DIRECTIVE |
In the material below, list every line carrying the string "AutoCAD".

RECORDS |
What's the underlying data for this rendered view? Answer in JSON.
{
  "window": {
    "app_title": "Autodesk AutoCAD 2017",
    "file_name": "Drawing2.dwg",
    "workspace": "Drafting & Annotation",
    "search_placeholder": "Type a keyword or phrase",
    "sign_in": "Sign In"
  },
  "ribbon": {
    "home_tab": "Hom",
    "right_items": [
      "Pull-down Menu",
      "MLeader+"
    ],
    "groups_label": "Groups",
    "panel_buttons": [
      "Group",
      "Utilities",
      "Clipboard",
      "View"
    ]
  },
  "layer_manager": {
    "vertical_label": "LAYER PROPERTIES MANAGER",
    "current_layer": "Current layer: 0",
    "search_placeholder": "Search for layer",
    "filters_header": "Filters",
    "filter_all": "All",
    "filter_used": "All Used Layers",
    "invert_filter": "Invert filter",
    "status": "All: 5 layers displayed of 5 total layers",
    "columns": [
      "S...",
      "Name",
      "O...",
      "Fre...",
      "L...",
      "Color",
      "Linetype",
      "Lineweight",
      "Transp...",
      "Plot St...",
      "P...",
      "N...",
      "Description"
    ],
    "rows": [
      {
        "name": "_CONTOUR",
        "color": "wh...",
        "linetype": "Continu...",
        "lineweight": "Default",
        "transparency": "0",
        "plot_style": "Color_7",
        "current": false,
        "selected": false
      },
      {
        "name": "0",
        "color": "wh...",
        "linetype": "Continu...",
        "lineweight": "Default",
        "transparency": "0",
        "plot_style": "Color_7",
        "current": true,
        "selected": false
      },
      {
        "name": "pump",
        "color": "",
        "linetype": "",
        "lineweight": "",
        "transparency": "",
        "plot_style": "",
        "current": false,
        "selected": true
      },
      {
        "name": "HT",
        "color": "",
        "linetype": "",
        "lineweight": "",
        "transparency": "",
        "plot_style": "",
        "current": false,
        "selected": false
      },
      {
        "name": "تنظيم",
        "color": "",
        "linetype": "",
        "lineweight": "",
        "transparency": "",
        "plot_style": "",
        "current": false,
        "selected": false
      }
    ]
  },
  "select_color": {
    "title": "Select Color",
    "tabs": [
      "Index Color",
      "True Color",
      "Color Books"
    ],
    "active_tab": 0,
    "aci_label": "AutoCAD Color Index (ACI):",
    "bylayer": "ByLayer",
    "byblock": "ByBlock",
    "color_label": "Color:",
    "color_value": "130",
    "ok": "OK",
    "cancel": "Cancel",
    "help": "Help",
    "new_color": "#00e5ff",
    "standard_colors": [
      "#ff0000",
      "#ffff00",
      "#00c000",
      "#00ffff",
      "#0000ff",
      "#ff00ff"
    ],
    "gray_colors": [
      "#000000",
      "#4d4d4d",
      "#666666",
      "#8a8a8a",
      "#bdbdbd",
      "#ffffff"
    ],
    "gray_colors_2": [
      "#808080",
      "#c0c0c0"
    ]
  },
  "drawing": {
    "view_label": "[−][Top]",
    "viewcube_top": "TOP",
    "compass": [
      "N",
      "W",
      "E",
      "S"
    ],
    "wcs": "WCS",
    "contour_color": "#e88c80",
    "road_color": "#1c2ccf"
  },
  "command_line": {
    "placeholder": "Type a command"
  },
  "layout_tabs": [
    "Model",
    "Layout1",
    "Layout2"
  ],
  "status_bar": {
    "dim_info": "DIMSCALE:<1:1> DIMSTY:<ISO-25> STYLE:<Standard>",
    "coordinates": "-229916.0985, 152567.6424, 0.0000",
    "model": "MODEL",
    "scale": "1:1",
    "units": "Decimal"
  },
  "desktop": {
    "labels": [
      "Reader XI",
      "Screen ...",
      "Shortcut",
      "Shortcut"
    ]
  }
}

THE REPLY |
    "app_title": "Autodesk AutoCAD 2017",
    "aci_label": "AutoCAD Color Index (ACI):",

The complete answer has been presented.